**OBJECTIVE:**
Extract the complete listing and output it unchanged.

**MATERIAL FOR THE TASK:**
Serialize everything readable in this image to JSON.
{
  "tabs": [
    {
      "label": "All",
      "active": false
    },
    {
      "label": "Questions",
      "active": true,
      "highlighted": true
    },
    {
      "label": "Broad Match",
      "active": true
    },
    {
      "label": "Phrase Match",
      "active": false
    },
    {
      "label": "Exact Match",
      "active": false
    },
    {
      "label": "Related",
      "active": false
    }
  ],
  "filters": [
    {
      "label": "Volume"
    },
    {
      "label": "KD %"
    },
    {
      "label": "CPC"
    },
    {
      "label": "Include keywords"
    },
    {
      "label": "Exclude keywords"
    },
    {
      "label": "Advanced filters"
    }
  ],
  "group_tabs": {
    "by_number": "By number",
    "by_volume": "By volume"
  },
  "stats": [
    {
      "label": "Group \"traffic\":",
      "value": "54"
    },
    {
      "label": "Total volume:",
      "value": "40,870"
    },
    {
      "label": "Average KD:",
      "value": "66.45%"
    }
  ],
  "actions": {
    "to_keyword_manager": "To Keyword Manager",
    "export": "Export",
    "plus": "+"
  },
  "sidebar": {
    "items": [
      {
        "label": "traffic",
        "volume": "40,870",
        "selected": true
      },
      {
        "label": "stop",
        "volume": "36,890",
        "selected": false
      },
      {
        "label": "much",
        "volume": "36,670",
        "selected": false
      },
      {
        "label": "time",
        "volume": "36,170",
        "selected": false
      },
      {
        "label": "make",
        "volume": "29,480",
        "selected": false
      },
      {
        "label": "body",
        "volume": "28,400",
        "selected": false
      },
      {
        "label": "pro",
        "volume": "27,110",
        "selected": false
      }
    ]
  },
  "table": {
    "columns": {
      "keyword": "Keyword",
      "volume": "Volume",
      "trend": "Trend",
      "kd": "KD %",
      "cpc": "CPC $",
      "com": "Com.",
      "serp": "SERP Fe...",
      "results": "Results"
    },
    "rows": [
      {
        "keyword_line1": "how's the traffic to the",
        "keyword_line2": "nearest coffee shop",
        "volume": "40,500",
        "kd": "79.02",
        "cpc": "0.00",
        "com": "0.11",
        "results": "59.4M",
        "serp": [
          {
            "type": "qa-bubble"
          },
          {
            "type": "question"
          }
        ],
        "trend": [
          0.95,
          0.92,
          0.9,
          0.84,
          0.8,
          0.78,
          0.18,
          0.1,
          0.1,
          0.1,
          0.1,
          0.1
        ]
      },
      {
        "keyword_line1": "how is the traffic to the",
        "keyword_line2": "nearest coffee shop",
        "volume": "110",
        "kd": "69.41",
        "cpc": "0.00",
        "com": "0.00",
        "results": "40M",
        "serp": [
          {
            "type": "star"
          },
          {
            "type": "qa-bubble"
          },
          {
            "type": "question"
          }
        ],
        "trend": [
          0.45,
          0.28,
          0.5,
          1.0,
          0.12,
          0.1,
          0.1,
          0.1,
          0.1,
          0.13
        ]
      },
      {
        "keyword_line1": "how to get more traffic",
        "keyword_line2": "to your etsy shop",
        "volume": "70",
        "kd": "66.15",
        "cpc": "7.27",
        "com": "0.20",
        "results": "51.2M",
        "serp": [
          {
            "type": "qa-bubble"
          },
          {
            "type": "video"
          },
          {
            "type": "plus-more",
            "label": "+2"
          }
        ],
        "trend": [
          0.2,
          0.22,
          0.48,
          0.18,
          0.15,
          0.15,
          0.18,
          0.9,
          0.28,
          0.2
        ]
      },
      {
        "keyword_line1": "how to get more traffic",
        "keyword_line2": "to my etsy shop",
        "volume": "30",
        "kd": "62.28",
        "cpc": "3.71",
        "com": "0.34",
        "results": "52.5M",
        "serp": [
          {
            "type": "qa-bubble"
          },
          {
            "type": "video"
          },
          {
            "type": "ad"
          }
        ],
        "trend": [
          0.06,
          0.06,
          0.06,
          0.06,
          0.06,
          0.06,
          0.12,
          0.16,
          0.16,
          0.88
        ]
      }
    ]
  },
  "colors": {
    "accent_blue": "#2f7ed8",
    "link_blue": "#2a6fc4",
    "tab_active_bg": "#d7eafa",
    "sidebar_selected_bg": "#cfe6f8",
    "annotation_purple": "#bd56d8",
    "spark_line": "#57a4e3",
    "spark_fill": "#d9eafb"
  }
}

**EXERCISE OUTPUT:**
Serialize everything readable in this image to JSON.
{
  "tabs": [
    {
      "label": "All",
      "active": false
    },
    {
      "label": "Questions",
      "active": true,
      "highlighted": true
    },
    {
      "label": "Broad Match",
      "active": true
    },
    {
      "label": "Phrase Match",
      "active": false
    },
    {
      "label": "Exact Match",
      "active": false
    },
    {
      "label": "Related",
      "active": false
    }
  ],
  "filters": [
    {
      "label": "Volume"
    },
    {
      "label": "KD %"
    },
    {
      "label": "CPC"
    },
    {
      "label": "Include keywords"
    },
    {
      "label": "Exclude keywords"
    },
    {
      "label": "Advanced filters"
    }
  ],
  "group_tabs": {
    "by_number": "By number",
    "by_volume": "By volume"
  },
  "stats": [
    {
      "label": "Group \"traffic\":",
      "value": "54"
    },
    {
      "label": "Total volume:",
      "value": "40,870"
    },
    {
      "label": "Average KD:",
      "value": "66.45%"
    }
  ],
  "actions": {
    "to_keyword_manager": "To Keyword Manager",
    "export": "Export",
    "plus": "+"
  },
  "sidebar": {
    "items": [
      {
        "label": "traffic",
        "volume": "40,870",
        "selected": true
      },
      {
        "label": "stop",
        "volume": "36,890",
        "selected": false
      },
      {
        "label": "much",
        "volume": "36,670",
        "selected": false
      },
      {
        "label": "time",
        "volume": "36,170",
        "selected": false
      },
      {
        "label": "make",
        "volume": "29,480",
        "selected": false
      },
      {
        "label": "body",
        "volume": "28,400",
        "selected": false
      },
      {
        "label": "pro",
        "volume": "27,110",
        "selected": false
      }
    ]
  },
  "table": {
    "columns": {
      "keyword": "Keyword",
      "volume": "Volume",
      "trend": "Trend",
      "kd": "KD %",
      "cpc": "CPC $",
      "com": "Com.",
      "serp": "SERP Fe...",
      "results": "Results"
    },
    "rows": [
      {
        "keyword_line1": "how's the traffic to the",
        "keyword_line2": "nearest coffee shop",
        "volume": "40,500",
        "kd": "79.02",
        "cpc": "0.00",
        "com": "0.11",
        "results": "59.4M",
        "serp": [
          {
            "type": "qa-bubble"
          },
          {
            "type": "question"
          }
        ],
        "trend": [
          0.95,
          0.92,
          0.9,
          0.84,
          0.8,
          0.78,
          0.18,
          0.1,
          0.1,
          0.1,
          0.1,
          0.1
        ]
      },
      {
        "keyword_line1": "how is the traffic to the",
        "keyword_line2": "nearest coffee shop",
        "volume": "110",
        "kd": "69.41",
        "cpc": "0.00",
        "com": "0.00",
        "results": "40M",
        "serp": [
          {
            "type": "star"
          },
          {
            "type": "qa-bubble"
          },
          {
            "type": "question"
          }
        ],
        "trend": [
          0.45,
          0.28,
          0.5,
          1.0,
          0.12,
          0.1,
          0.1,
          0.1,
          0.1,
          0.13
        ]
      },
      {
        "keyword_line1": "how to get more traffic",
        "keyword_line2": "to your etsy shop",
        "volume": "70",
        "kd": "66.15",
        "cpc": "7.27",
        "com": "0.20",
        "results": "51.2M",
        "serp": [
          {
            "type": "qa-bubble"
          },
          {
            "type": "video"
          },
          {
            "type": "plus-more",
            "label": "+2"
          }
        ],
        "trend": [
          0.2,
          0.22,
          0.48,
          0.18,
          0.15,
          0.15,
          0.18,
          0.9,
          0.28,
          0.2
        ]
      },
      {
        "keyword_line1": "how to get more traffic",
        "keyword_line2": "to my etsy shop",
        "volume": "30",
        "kd": "62.28",
        "cpc": "3.71",
        "com": "0.34",
        "results": "52.5M",
        "serp": [
          {
            "type": "qa-bubble"
          },
          {
            "type": "video"
          },
          {
            "type": "ad"
          }
        ],
        "trend": [
          0.06,
          0.06,
          0.06,
          0.06,
          0.06,
          0.06,
          0.12,
          0.16,
          0.16,
          0.88
        ]
      }
    ]
  },
  "colors": {
    "accent_blue": "#2f7ed8",
    "link_blue": "#2a6fc4",
    "tab_active_bg": "#d7eafa",
    "sidebar_selected_bg": "#cfe6f8",
    "annotation_purple": "#bd56d8",
    "spark_line": "#57a4e3",
    "spark_fill": "#d9eafb"
  }
}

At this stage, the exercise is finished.